> _Aim_: Your task is to gather the lines below that hold the string "this".

** start Recorded information **

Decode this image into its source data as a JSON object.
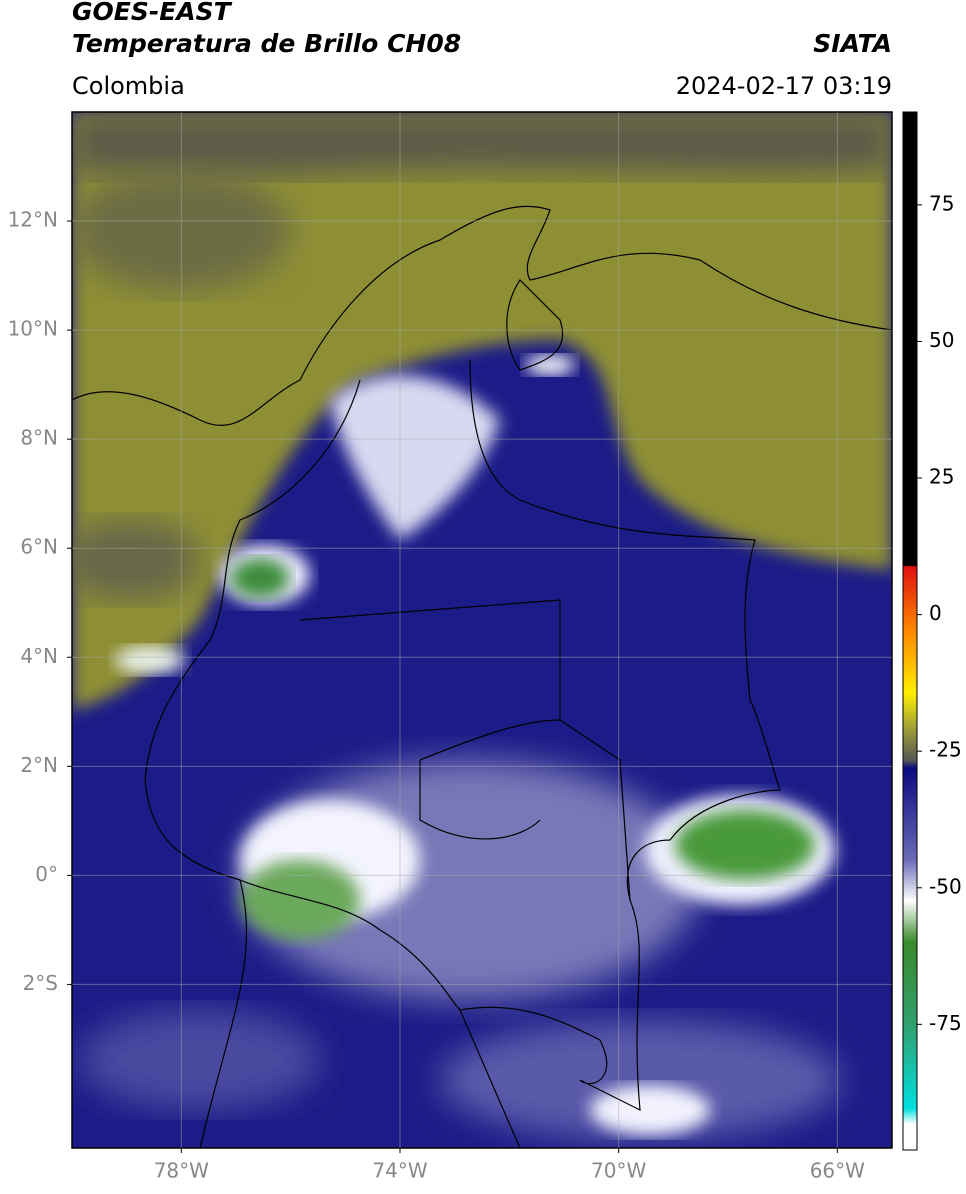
{
  "header": {
    "title": "GOES-EAST",
    "subtitle": "Temperatura de Brillo CH08",
    "source": "SIATA",
    "region": "Colombia",
    "datetime": "2024-02-17 03:19"
  },
  "map": {
    "xlim": [
      -80,
      -65
    ],
    "ylim": [
      -5,
      14
    ],
    "xticks": [
      {
        "value": -78,
        "label": "78°W"
      },
      {
        "value": -74,
        "label": "74°W"
      },
      {
        "value": -70,
        "label": "70°W"
      },
      {
        "value": -66,
        "label": "66°W"
      }
    ],
    "yticks": [
      {
        "value": 12,
        "label": "12°N"
      },
      {
        "value": 10,
        "label": "10°N"
      },
      {
        "value": 8,
        "label": "8°N"
      },
      {
        "value": 6,
        "label": "6°N"
      },
      {
        "value": 4,
        "label": "4°N"
      },
      {
        "value": 2,
        "label": "2°N"
      },
      {
        "value": 0,
        "label": "0°"
      },
      {
        "value": -2,
        "label": "2°S"
      }
    ],
    "grid": true
  },
  "colorbar": {
    "lim": [
      -98,
      92
    ],
    "ticks": [
      75,
      50,
      25,
      0,
      -25,
      -50,
      -75
    ]
  }
}
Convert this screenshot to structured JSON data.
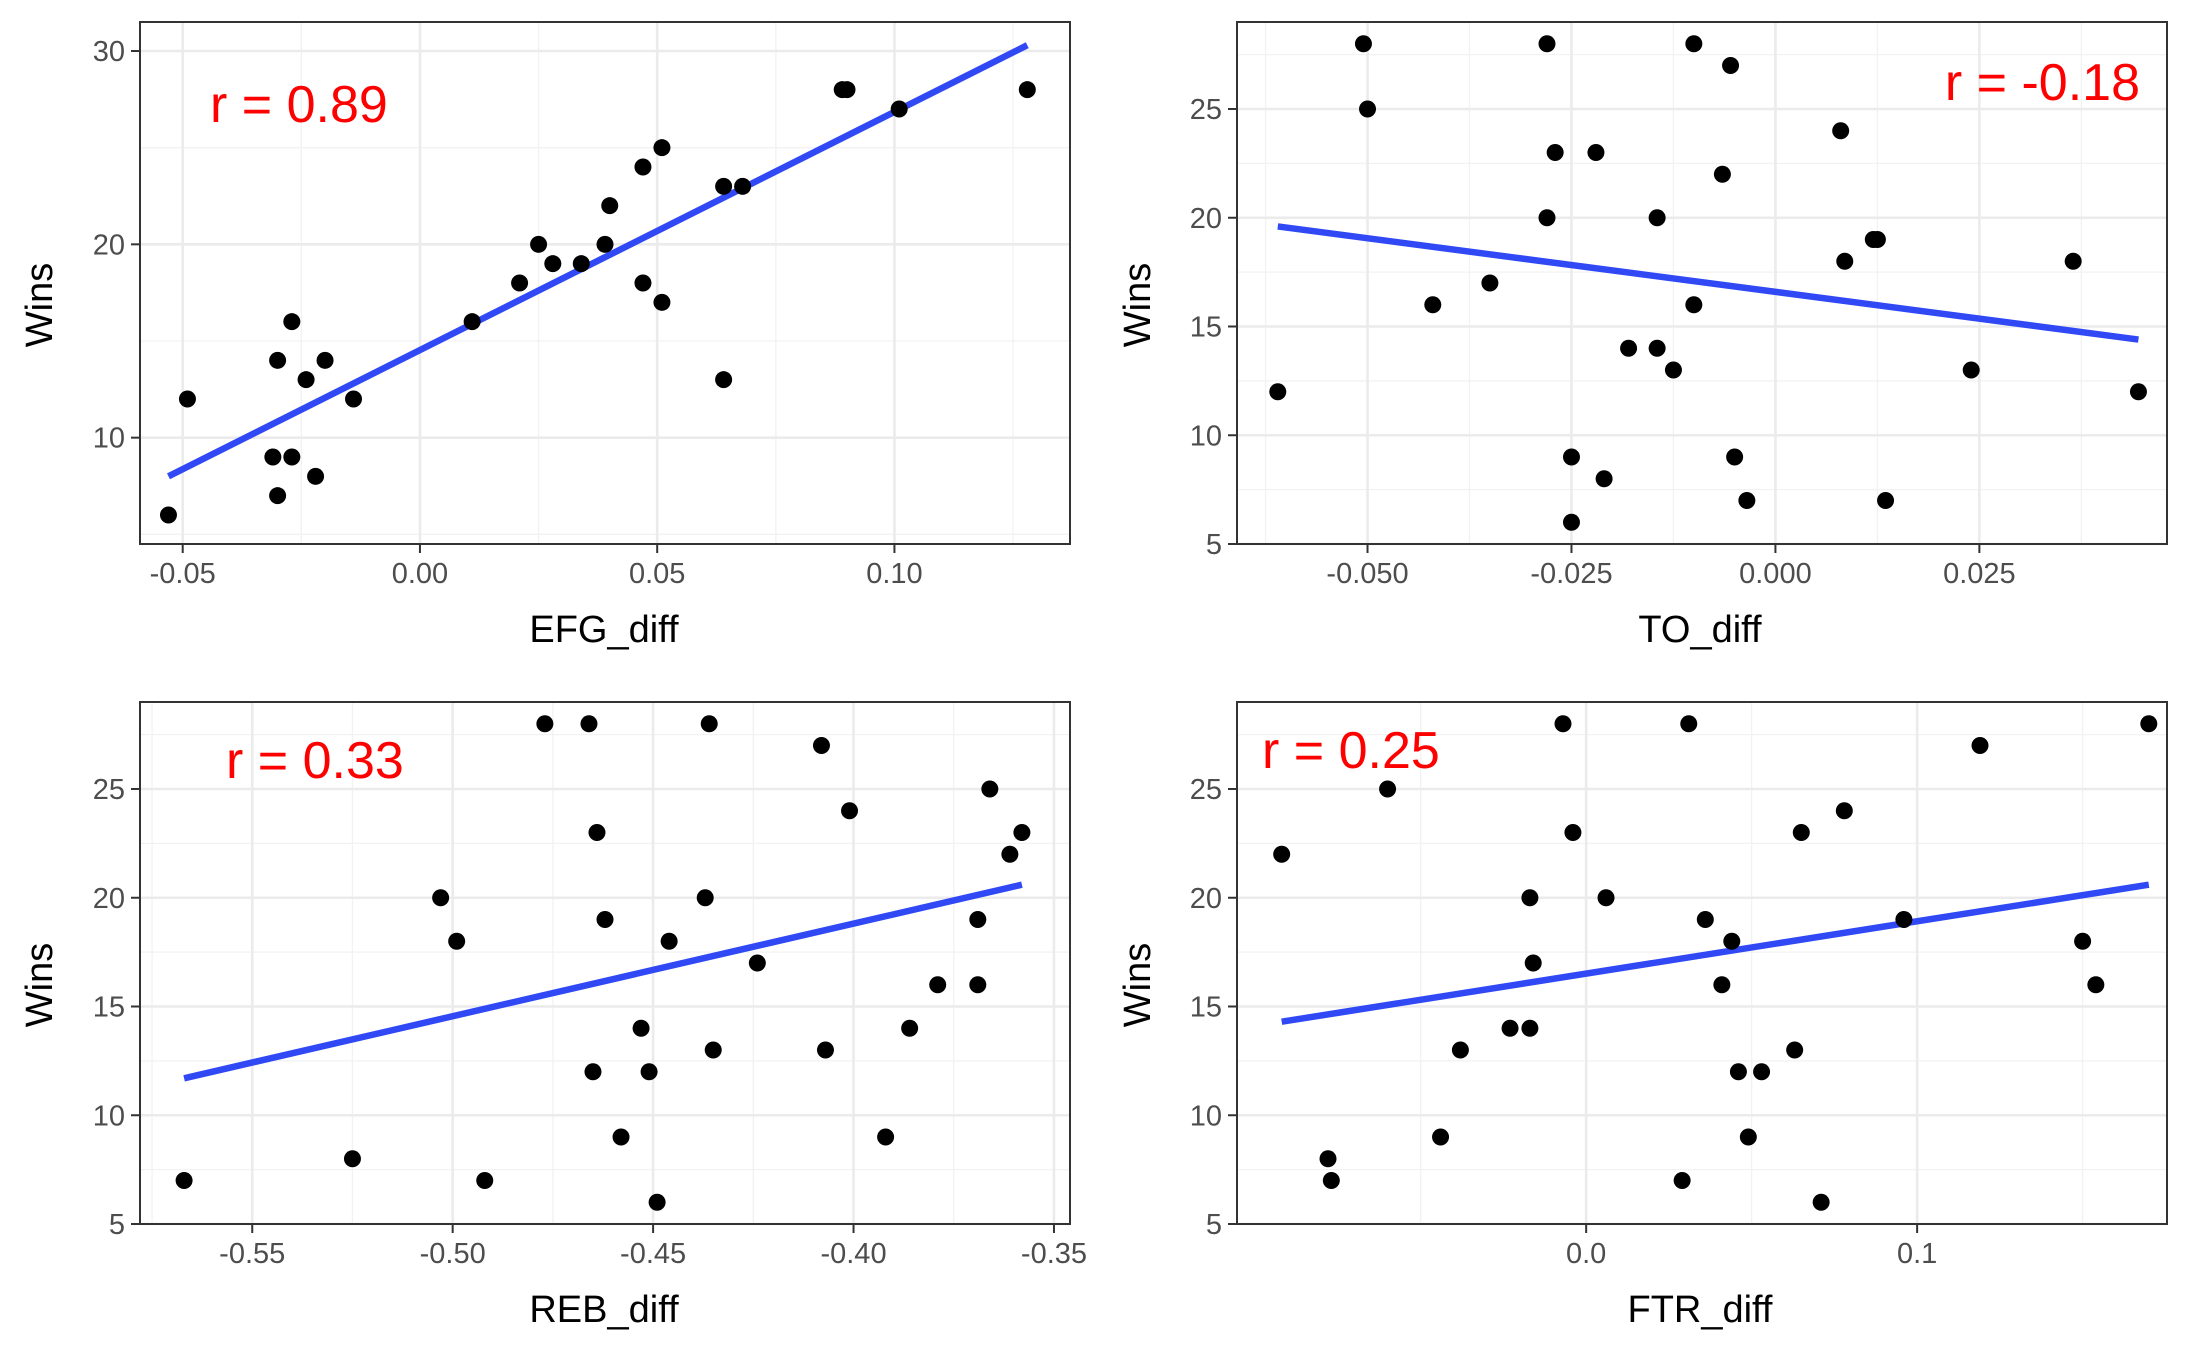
{
  "figure": {
    "panels": [
      {
        "xlabel": "EFG_diff",
        "ylabel": "Wins",
        "xlim": [
          -0.059,
          0.137
        ],
        "ylim": [
          4.5,
          31.5
        ],
        "annotation": "r = 0.89",
        "annotation_position": "top-left",
        "annotation_color": "#ff0000"
      },
      {
        "xlabel": "TO_diff",
        "ylabel": "Wins",
        "xlim": [
          -0.066,
          0.048
        ],
        "ylim": [
          5,
          29
        ],
        "annotation": "r = -0.18",
        "annotation_position": "top-right",
        "annotation_color": "#ff0000"
      },
      {
        "xlabel": "REB_diff",
        "ylabel": "Wins",
        "xlim": [
          -0.578,
          -0.346
        ],
        "ylim": [
          5,
          29
        ],
        "annotation": "r = 0.33",
        "annotation_position": "top-left",
        "annotation_color": "#ff0000"
      },
      {
        "xlabel": "FTR_diff",
        "ylabel": "Wins",
        "xlim": [
          -0.1055,
          0.1755
        ],
        "ylim": [
          5,
          29
        ],
        "annotation": "r = 0.25",
        "annotation_position": "top-left",
        "annotation_color": "#ff0000"
      }
    ]
  },
  "chart_data": [
    {
      "type": "scatter",
      "xlabel": "EFG_diff",
      "ylabel": "Wins",
      "xticks": [
        -0.05,
        0.0,
        0.05,
        0.1
      ],
      "xtick_labels": [
        "-0.05",
        "0.00",
        "0.05",
        "0.10"
      ],
      "yticks": [
        10,
        20,
        30
      ],
      "ytick_labels": [
        "10",
        "20",
        "30"
      ],
      "xlim": [
        -0.059,
        0.137
      ],
      "ylim": [
        4.5,
        31.5
      ],
      "grid": true,
      "annotation": "r = 0.89",
      "points": [
        [
          -0.053,
          6
        ],
        [
          -0.049,
          12
        ],
        [
          -0.031,
          9
        ],
        [
          -0.03,
          7
        ],
        [
          -0.03,
          14
        ],
        [
          -0.027,
          16
        ],
        [
          -0.027,
          9
        ],
        [
          -0.024,
          13
        ],
        [
          -0.022,
          8
        ],
        [
          -0.02,
          14
        ],
        [
          -0.014,
          12
        ],
        [
          0.011,
          16
        ],
        [
          0.021,
          18
        ],
        [
          0.025,
          20
        ],
        [
          0.028,
          19
        ],
        [
          0.034,
          19
        ],
        [
          0.039,
          20
        ],
        [
          0.04,
          22
        ],
        [
          0.047,
          24
        ],
        [
          0.047,
          18
        ],
        [
          0.051,
          25
        ],
        [
          0.051,
          17
        ],
        [
          0.064,
          23
        ],
        [
          0.064,
          13
        ],
        [
          0.068,
          23
        ],
        [
          0.089,
          28
        ],
        [
          0.09,
          28
        ],
        [
          0.101,
          27
        ],
        [
          0.128,
          28
        ]
      ],
      "fit_line": [
        [
          -0.053,
          8.0
        ],
        [
          0.128,
          30.3
        ]
      ],
      "colors": {
        "points": "#000000",
        "line": "#3049f5",
        "annotation": "#ff0000"
      }
    },
    {
      "type": "scatter",
      "xlabel": "TO_diff",
      "ylabel": "Wins",
      "xticks": [
        -0.05,
        -0.025,
        0.0,
        0.025
      ],
      "xtick_labels": [
        "-0.050",
        "-0.025",
        "0.000",
        "0.025"
      ],
      "yticks": [
        5,
        10,
        15,
        20,
        25
      ],
      "ytick_labels": [
        "5",
        "10",
        "15",
        "20",
        "25"
      ],
      "xlim": [
        -0.066,
        0.048
      ],
      "ylim": [
        5,
        29
      ],
      "grid": true,
      "annotation": "r = -0.18",
      "points": [
        [
          -0.061,
          12
        ],
        [
          -0.0505,
          28
        ],
        [
          -0.05,
          25
        ],
        [
          -0.042,
          16
        ],
        [
          -0.035,
          17
        ],
        [
          -0.028,
          28
        ],
        [
          -0.028,
          20
        ],
        [
          -0.027,
          23
        ],
        [
          -0.025,
          9
        ],
        [
          -0.025,
          6
        ],
        [
          -0.022,
          23
        ],
        [
          -0.021,
          8
        ],
        [
          -0.018,
          14
        ],
        [
          -0.0145,
          20
        ],
        [
          -0.0145,
          14
        ],
        [
          -0.0125,
          13
        ],
        [
          -0.01,
          28
        ],
        [
          -0.01,
          16
        ],
        [
          -0.0065,
          22
        ],
        [
          -0.0055,
          27
        ],
        [
          -0.005,
          9
        ],
        [
          -0.0035,
          7
        ],
        [
          0.008,
          24
        ],
        [
          0.0085,
          18
        ],
        [
          0.012,
          19
        ],
        [
          0.0125,
          19
        ],
        [
          0.0135,
          7
        ],
        [
          0.024,
          13
        ],
        [
          0.0365,
          18
        ],
        [
          0.0445,
          12
        ]
      ],
      "fit_line": [
        [
          -0.061,
          19.6
        ],
        [
          0.0445,
          14.4
        ]
      ],
      "colors": {
        "points": "#000000",
        "line": "#3049f5",
        "annotation": "#ff0000"
      }
    },
    {
      "type": "scatter",
      "xlabel": "REB_diff",
      "ylabel": "Wins",
      "xticks": [
        -0.55,
        -0.5,
        -0.45,
        -0.4,
        -0.35
      ],
      "xtick_labels": [
        "-0.55",
        "-0.50",
        "-0.45",
        "-0.40",
        "-0.35"
      ],
      "yticks": [
        5,
        10,
        15,
        20,
        25
      ],
      "ytick_labels": [
        "5",
        "10",
        "15",
        "20",
        "25"
      ],
      "xlim": [
        -0.578,
        -0.346
      ],
      "ylim": [
        5,
        29
      ],
      "grid": true,
      "annotation": "r = 0.33",
      "points": [
        [
          -0.567,
          7
        ],
        [
          -0.525,
          8
        ],
        [
          -0.503,
          20
        ],
        [
          -0.499,
          18
        ],
        [
          -0.492,
          7
        ],
        [
          -0.477,
          28
        ],
        [
          -0.466,
          28
        ],
        [
          -0.465,
          12
        ],
        [
          -0.464,
          23
        ],
        [
          -0.462,
          19
        ],
        [
          -0.458,
          9
        ],
        [
          -0.453,
          14
        ],
        [
          -0.451,
          12
        ],
        [
          -0.449,
          6
        ],
        [
          -0.446,
          18
        ],
        [
          -0.437,
          20
        ],
        [
          -0.436,
          28
        ],
        [
          -0.435,
          13
        ],
        [
          -0.424,
          17
        ],
        [
          -0.408,
          27
        ],
        [
          -0.407,
          13
        ],
        [
          -0.401,
          24
        ],
        [
          -0.392,
          9
        ],
        [
          -0.386,
          14
        ],
        [
          -0.379,
          16
        ],
        [
          -0.369,
          19
        ],
        [
          -0.369,
          16
        ],
        [
          -0.366,
          25
        ],
        [
          -0.361,
          22
        ],
        [
          -0.358,
          23
        ]
      ],
      "fit_line": [
        [
          -0.567,
          11.7
        ],
        [
          -0.358,
          20.6
        ]
      ],
      "colors": {
        "points": "#000000",
        "line": "#3049f5",
        "annotation": "#ff0000"
      }
    },
    {
      "type": "scatter",
      "xlabel": "FTR_diff",
      "ylabel": "Wins",
      "xticks": [
        0.0,
        0.1
      ],
      "xtick_labels": [
        "0.0",
        "0.1"
      ],
      "yticks": [
        5,
        10,
        15,
        20,
        25
      ],
      "ytick_labels": [
        "5",
        "10",
        "15",
        "20",
        "25"
      ],
      "xlim": [
        -0.1055,
        0.1755
      ],
      "ylim": [
        5,
        29
      ],
      "grid": true,
      "annotation": "r = 0.25",
      "points": [
        [
          -0.092,
          22
        ],
        [
          -0.078,
          8
        ],
        [
          -0.077,
          7
        ],
        [
          -0.06,
          25
        ],
        [
          -0.044,
          9
        ],
        [
          -0.038,
          13
        ],
        [
          -0.023,
          14
        ],
        [
          -0.017,
          14
        ],
        [
          -0.017,
          20
        ],
        [
          -0.016,
          17
        ],
        [
          -0.007,
          28
        ],
        [
          -0.004,
          23
        ],
        [
          0.006,
          20
        ],
        [
          0.029,
          7
        ],
        [
          0.031,
          28
        ],
        [
          0.036,
          19
        ],
        [
          0.041,
          16
        ],
        [
          0.044,
          18
        ],
        [
          0.046,
          12
        ],
        [
          0.049,
          9
        ],
        [
          0.053,
          12
        ],
        [
          0.063,
          13
        ],
        [
          0.065,
          23
        ],
        [
          0.071,
          6
        ],
        [
          0.078,
          24
        ],
        [
          0.096,
          19
        ],
        [
          0.119,
          27
        ],
        [
          0.15,
          18
        ],
        [
          0.154,
          16
        ],
        [
          0.17,
          28
        ]
      ],
      "fit_line": [
        [
          -0.092,
          14.3
        ],
        [
          0.17,
          20.6
        ]
      ],
      "colors": {
        "points": "#000000",
        "line": "#3049f5",
        "annotation": "#ff0000"
      }
    }
  ]
}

** end Recorded information **

> _Reply_:
Decode this image into its source data as a JSON object.
Convert this screenshot to structured JSON data.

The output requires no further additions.